§ Problem details
How many of the lines here include "What"? Answer with a single number.

[Collection entries]
----

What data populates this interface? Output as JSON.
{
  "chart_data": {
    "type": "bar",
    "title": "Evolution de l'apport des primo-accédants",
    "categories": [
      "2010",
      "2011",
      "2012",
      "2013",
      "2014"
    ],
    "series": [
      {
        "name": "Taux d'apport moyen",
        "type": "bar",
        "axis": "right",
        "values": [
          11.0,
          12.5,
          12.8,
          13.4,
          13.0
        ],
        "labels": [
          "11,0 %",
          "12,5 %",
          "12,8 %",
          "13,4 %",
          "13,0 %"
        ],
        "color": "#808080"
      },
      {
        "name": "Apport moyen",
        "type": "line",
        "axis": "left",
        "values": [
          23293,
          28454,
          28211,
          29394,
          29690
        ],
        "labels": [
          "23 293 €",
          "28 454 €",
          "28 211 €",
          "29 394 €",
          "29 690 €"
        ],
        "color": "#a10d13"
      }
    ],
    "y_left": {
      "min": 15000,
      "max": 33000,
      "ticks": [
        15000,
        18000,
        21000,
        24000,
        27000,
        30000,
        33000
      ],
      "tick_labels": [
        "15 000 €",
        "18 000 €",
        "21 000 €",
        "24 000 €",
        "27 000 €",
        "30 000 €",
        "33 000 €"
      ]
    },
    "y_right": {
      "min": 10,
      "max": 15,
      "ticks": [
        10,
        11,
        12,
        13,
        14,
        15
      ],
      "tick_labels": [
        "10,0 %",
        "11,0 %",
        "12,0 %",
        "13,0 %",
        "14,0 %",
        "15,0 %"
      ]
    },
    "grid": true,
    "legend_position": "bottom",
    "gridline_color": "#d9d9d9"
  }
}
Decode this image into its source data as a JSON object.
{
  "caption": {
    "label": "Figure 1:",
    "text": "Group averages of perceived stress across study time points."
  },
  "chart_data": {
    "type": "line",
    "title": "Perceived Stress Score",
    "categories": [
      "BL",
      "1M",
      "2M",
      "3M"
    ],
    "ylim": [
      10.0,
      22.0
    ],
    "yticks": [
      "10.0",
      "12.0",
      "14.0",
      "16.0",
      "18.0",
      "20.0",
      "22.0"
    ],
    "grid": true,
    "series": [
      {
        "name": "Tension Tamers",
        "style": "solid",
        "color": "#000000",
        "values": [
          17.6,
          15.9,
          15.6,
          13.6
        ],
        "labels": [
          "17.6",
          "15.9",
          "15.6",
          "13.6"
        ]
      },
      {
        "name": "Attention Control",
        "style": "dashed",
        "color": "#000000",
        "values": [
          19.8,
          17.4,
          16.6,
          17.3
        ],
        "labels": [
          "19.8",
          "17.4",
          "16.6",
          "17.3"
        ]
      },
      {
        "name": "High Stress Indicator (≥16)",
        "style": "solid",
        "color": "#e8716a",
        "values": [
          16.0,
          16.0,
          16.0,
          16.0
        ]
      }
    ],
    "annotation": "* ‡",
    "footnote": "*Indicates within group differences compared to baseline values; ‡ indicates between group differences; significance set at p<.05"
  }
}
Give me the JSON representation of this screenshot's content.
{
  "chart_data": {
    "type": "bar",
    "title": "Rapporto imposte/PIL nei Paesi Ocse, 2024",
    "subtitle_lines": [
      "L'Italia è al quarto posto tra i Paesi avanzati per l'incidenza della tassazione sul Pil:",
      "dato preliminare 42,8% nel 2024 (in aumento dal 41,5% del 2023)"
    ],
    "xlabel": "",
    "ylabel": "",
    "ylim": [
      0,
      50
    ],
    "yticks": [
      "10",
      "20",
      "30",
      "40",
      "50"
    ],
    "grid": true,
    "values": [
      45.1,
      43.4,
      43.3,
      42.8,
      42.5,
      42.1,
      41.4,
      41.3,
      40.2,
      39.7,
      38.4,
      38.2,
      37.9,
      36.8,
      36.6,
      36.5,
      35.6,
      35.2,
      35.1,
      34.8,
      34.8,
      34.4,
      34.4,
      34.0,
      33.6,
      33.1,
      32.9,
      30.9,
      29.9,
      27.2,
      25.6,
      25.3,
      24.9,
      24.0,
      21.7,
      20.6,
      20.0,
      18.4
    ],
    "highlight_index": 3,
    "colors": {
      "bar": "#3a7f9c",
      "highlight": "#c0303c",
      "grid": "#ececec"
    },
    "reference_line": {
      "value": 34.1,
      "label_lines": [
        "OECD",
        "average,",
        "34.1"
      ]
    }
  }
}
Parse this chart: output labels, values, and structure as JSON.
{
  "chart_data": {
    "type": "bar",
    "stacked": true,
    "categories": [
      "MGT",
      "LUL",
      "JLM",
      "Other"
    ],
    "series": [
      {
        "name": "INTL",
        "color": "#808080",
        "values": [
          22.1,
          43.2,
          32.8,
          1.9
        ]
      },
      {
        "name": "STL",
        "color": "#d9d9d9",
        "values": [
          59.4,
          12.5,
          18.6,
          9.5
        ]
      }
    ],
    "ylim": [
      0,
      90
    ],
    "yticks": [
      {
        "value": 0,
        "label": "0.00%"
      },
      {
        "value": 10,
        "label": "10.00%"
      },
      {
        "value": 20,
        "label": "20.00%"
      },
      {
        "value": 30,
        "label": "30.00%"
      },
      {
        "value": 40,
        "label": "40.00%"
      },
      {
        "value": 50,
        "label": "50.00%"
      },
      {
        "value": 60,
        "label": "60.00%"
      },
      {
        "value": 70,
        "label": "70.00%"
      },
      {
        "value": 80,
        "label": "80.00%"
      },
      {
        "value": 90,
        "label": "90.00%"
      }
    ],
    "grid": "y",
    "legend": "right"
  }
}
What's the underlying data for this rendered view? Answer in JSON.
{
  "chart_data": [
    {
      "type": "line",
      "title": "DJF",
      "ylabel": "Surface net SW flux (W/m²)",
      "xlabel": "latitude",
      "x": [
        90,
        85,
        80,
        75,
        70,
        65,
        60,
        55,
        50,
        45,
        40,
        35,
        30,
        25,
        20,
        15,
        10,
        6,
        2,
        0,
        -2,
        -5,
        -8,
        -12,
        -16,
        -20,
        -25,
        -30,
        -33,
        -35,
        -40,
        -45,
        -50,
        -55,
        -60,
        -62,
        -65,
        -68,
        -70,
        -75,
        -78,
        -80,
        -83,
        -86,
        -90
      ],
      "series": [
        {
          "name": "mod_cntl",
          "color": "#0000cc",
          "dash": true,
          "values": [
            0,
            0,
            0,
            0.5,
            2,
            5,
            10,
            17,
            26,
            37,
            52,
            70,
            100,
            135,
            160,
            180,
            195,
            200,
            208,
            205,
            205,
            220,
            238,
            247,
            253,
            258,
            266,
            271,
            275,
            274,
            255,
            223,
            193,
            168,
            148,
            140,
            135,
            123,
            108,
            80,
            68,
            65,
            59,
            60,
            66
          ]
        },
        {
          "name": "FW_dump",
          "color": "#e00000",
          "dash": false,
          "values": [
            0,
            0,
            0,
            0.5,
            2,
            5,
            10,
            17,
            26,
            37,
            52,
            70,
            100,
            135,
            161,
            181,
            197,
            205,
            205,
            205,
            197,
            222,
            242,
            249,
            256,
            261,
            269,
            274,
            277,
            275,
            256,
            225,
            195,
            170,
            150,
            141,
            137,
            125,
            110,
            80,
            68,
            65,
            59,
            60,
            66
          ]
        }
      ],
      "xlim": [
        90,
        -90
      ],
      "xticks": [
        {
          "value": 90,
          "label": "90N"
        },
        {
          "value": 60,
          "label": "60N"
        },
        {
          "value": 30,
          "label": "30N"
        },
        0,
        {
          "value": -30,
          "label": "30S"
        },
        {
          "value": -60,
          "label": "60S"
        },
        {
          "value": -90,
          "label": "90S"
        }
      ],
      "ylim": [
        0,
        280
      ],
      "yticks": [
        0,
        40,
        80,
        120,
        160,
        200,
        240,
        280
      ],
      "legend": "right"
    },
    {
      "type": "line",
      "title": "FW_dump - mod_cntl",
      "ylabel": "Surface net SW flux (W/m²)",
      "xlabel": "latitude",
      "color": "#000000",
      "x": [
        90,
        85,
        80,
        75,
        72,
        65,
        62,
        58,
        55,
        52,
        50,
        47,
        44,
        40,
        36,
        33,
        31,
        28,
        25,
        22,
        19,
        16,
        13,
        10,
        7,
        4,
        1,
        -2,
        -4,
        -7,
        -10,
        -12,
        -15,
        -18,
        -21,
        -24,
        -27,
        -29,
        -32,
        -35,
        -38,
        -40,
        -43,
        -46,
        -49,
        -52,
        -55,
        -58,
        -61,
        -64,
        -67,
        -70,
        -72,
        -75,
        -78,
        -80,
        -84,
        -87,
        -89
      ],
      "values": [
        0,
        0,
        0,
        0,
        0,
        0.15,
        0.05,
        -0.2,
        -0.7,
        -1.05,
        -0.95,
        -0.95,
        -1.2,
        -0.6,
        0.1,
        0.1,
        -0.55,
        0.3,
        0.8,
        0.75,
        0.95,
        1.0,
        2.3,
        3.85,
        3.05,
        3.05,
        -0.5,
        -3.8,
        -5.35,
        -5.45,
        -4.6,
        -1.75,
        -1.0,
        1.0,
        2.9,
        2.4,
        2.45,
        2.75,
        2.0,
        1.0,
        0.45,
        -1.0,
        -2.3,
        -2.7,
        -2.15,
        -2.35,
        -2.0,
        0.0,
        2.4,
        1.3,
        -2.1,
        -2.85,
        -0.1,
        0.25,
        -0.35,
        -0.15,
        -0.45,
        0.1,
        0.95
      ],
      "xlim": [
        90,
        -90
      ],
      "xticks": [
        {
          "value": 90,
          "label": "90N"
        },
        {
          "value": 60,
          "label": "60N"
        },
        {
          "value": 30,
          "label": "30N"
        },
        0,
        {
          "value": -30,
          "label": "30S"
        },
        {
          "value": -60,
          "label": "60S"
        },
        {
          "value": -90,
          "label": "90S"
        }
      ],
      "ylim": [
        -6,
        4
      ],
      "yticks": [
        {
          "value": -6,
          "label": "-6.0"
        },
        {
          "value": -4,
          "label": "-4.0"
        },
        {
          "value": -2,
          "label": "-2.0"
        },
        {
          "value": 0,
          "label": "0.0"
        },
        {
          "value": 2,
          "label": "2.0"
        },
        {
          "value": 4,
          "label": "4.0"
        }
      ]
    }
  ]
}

----

§ Task answer
2